§ **Task prompt**: Every entry must be copied word for word.

§ **Supplied records**:

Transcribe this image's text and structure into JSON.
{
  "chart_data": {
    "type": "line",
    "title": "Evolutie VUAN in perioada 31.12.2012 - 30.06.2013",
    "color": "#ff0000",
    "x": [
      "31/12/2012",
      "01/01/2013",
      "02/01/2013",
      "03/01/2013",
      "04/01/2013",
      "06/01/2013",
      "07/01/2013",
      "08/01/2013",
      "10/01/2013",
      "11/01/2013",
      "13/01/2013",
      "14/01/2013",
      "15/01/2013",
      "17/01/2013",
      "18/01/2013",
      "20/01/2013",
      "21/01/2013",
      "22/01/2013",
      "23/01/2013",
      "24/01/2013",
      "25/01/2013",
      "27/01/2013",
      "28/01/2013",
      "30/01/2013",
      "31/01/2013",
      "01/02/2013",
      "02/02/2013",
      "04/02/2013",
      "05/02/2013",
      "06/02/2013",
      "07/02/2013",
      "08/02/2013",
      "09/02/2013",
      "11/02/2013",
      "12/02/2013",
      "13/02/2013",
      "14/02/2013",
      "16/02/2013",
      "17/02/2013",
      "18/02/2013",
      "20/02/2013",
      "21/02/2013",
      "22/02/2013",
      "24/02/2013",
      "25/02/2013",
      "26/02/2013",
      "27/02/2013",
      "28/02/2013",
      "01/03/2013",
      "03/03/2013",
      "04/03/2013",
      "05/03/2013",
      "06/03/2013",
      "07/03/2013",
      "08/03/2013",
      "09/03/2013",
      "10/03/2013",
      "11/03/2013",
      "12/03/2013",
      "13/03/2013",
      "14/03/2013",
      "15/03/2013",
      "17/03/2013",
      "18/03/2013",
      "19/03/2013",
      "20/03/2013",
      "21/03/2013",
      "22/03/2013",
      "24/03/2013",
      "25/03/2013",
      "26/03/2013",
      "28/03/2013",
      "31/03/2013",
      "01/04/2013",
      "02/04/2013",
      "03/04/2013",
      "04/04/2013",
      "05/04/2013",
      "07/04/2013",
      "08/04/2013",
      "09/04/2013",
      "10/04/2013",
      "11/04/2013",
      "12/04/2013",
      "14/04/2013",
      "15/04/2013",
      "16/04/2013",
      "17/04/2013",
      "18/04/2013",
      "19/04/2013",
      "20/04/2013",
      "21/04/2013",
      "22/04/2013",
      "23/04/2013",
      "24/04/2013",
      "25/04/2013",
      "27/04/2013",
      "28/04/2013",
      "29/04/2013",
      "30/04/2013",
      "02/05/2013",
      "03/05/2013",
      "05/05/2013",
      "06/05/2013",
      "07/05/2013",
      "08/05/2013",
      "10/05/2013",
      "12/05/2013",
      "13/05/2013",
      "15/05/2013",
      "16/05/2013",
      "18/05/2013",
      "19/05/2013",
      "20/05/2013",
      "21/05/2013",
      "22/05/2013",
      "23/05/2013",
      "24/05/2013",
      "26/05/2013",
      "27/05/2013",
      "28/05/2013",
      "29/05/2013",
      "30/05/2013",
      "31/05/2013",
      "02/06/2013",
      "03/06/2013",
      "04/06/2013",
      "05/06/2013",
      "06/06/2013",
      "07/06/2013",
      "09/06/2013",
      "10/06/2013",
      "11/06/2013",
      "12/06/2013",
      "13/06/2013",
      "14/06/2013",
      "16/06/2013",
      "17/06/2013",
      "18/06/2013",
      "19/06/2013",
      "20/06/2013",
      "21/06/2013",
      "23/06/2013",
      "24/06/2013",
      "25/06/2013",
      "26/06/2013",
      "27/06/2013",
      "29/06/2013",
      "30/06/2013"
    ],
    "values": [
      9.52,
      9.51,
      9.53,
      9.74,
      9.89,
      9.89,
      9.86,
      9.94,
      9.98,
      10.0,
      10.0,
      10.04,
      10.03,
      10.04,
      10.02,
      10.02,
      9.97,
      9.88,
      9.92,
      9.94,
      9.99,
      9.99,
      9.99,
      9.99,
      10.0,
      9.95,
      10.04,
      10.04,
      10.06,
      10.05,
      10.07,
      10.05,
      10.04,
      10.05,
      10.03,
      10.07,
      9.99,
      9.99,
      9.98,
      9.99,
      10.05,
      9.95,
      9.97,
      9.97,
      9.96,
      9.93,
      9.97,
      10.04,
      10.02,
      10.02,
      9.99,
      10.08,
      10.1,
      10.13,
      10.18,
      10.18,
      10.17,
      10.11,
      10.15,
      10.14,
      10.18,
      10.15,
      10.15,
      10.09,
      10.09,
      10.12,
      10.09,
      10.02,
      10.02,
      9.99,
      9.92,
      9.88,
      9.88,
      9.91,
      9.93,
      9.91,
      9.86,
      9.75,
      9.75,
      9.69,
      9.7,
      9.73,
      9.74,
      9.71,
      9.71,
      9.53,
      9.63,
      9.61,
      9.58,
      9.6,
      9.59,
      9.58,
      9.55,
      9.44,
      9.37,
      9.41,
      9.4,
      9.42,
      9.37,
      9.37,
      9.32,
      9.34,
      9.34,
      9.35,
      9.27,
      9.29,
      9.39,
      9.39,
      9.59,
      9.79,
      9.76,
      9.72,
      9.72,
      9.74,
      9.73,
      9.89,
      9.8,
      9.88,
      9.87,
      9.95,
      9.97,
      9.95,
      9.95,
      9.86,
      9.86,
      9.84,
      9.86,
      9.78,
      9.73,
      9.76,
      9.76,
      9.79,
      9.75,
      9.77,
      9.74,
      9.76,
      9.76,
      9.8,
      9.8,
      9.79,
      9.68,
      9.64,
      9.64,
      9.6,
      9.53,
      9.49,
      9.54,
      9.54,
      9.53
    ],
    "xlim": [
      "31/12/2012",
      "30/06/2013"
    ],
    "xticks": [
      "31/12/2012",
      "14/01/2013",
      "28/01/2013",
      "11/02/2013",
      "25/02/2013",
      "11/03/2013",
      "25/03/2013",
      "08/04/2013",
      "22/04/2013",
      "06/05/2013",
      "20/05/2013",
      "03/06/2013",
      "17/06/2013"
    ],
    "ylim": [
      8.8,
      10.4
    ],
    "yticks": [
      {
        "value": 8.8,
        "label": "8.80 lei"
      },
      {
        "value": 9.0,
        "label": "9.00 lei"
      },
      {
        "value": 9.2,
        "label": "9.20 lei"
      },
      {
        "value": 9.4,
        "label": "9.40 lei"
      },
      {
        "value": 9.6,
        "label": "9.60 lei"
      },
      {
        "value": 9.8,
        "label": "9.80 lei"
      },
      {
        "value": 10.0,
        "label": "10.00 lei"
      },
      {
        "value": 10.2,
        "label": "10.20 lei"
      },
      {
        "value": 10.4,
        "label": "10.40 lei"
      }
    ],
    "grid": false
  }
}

§ **Exercise answer**:
Transcribe this image's text and structure into JSON.
{
  "chart_data": {
    "type": "line",
    "title": "Evolutie VUAN in perioada 31.12.2012 - 30.06.2013",
    "color": "#ff0000",
    "x": [
      "31/12/2012",
      "01/01/2013",
      "02/01/2013",
      "03/01/2013",
      "04/01/2013",
      "06/01/2013",
      "07/01/2013",
      "08/01/2013",
      "10/01/2013",
      "11/01/2013",
      "13/01/2013",
      "14/01/2013",
      "15/01/2013",
      "17/01/2013",
      "18/01/2013",
      "20/01/2013",
      "21/01/2013",
      "22/01/2013",
      "23/01/2013",
      "24/01/2013",
      "25/01/2013",
      "27/01/2013",
      "28/01/2013",
      "30/01/2013",
      "31/01/2013",
      "01/02/2013",
      "02/02/2013",
      "04/02/2013",
      "05/02/2013",
      "06/02/2013",
      "07/02/2013",
      "08/02/2013",
      "09/02/2013",
      "11/02/2013",
      "12/02/2013",
      "13/02/2013",
      "14/02/2013",
      "16/02/2013",
      "17/02/2013",
      "18/02/2013",
      "20/02/2013",
      "21/02/2013",
      "22/02/2013",
      "24/02/2013",
      "25/02/2013",
      "26/02/2013",
      "27/02/2013",
      "28/02/2013",
      "01/03/2013",
      "03/03/2013",
      "04/03/2013",
      "05/03/2013",
      "06/03/2013",
      "07/03/2013",
      "08/03/2013",
      "09/03/2013",
      "10/03/2013",
      "11/03/2013",
      "12/03/2013",
      "13/03/2013",
      "14/03/2013",
      "15/03/2013",
      "17/03/2013",
      "18/03/2013",
      "19/03/2013",
      "20/03/2013",
      "21/03/2013",
      "22/03/2013",
      "24/03/2013",
      "25/03/2013",
      "26/03/2013",
      "28/03/2013",
      "31/03/2013",
      "01/04/2013",
      "02/04/2013",
      "03/04/2013",
      "04/04/2013",
      "05/04/2013",
      "07/04/2013",
      "08/04/2013",
      "09/04/2013",
      "10/04/2013",
      "11/04/2013",
      "12/04/2013",
      "14/04/2013",
      "15/04/2013",
      "16/04/2013",
      "17/04/2013",
      "18/04/2013",
      "19/04/2013",
      "20/04/2013",
      "21/04/2013",
      "22/04/2013",
      "23/04/2013",
      "24/04/2013",
      "25/04/2013",
      "27/04/2013",
      "28/04/2013",
      "29/04/2013",
      "30/04/2013",
      "02/05/2013",
      "03/05/2013",
      "05/05/2013",
      "06/05/2013",
      "07/05/2013",
      "08/05/2013",
      "10/05/2013",
      "12/05/2013",
      "13/05/2013",
      "15/05/2013",
      "16/05/2013",
      "18/05/2013",
      "19/05/2013",
      "20/05/2013",
      "21/05/2013",
      "22/05/2013",
      "23/05/2013",
      "24/05/2013",
      "26/05/2013",
      "27/05/2013",
      "28/05/2013",
      "29/05/2013",
      "30/05/2013",
      "31/05/2013",
      "02/06/2013",
      "03/06/2013",
      "04/06/2013",
      "05/06/2013",
      "06/06/2013",
      "07/06/2013",
      "09/06/2013",
      "10/06/2013",
      "11/06/2013",
      "12/06/2013",
      "13/06/2013",
      "14/06/2013",
      "16/06/2013",
      "17/06/2013",
      "18/06/2013",
      "19/06/2013",
      "20/06/2013",
      "21/06/2013",
      "23/06/2013",
      "24/06/2013",
      "25/06/2013",
      "26/06/2013",
      "27/06/2013",
      "29/06/2013",
      "30/06/2013"
    ],
    "values": [
      9.52,
      9.51,
      9.53,
      9.74,
      9.89,
      9.89,
      9.86,
      9.94,
      9.98,
      10.0,
      10.0,
      10.04,
      10.03,
      10.04,
      10.02,
      10.02,
      9.97,
      9.88,
      9.92,
      9.94,
      9.99,
      9.99,
      9.99,
      9.99,
      10.0,
      9.95,
      10.04,
      10.04,
      10.06,
      10.05,
      10.07,
      10.05,
      10.04,
      10.05,
      10.03,
      10.07,
      9.99,
      9.99,
      9.98,
      9.99,
      10.05,
      9.95,
      9.97,
      9.97,
      9.96,
      9.93,
      9.97,
      10.04,
      10.02,
      10.02,
      9.99,
      10.08,
      10.1,
      10.13,
      10.18,
      10.18,
      10.17,
      10.11,
      10.15,
      10.14,
      10.18,
      10.15,
      10.15,
      10.09,
      10.09,
      10.12,
      10.09,
      10.02,
      10.02,
      9.99,
      9.92,
      9.88,
      9.88,
      9.91,
      9.93,
      9.91,
      9.86,
      9.75,
      9.75,
      9.69,
      9.7,
      9.73,
      9.74,
      9.71,
      9.71,
      9.53,
      9.63,
      9.61,
      9.58,
      9.6,
      9.59,
      9.58,
      9.55,
      9.44,
      9.37,
      9.41,
      9.4,
      9.42,
      9.37,
      9.37,
      9.32,
      9.34,
      9.34,
      9.35,
      9.27,
      9.29,
      9.39,
      9.39,
      9.59,
      9.79,
      9.76,
      9.72,
      9.72,
      9.74,
      9.73,
      9.89,
      9.8,
      9.88,
      9.87,
      9.95,
      9.97,
      9.95,
      9.95,
      9.86,
      9.86,
      9.84,
      9.86,
      9.78,
      9.73,
      9.76,
      9.76,
      9.79,
      9.75,
      9.77,
      9.74,
      9.76,
      9.76,
      9.8,
      9.8,
      9.79,
      9.68,
      9.64,
      9.64,
      9.6,
      9.53,
      9.49,
      9.54,
      9.54,
      9.53
    ],
    "xlim": [
      "31/12/2012",
      "30/06/2013"
    ],
    "xticks": [
      "31/12/2012",
      "14/01/2013",
      "28/01/2013",
      "11/02/2013",
      "25/02/2013",
      "11/03/2013",
      "25/03/2013",
      "08/04/2013",
      "22/04/2013",
      "06/05/2013",
      "20/05/2013",
      "03/06/2013",
      "17/06/2013"
    ],
    "ylim": [
      8.8,
      10.4
    ],
    "yticks": [
      {
        "value": 8.8,
        "label": "8.80 lei"
      },
      {
        "value": 9.0,
        "label": "9.00 lei"
      },
      {
        "value": 9.2,
        "label": "9.20 lei"
      },
      {
        "value": 9.4,
        "label": "9.40 lei"
      },
      {
        "value": 9.6,
        "label": "9.60 lei"
      },
      {
        "value": 9.8,
        "label": "9.80 lei"
      },
      {
        "value": 10.0,
        "label": "10.00 lei"
      },
      {
        "value": 10.2,
        "label": "10.20 lei"
      },
      {
        "value": 10.4,
        "label": "10.40 lei"
      }
    ],
    "grid": false
  }
}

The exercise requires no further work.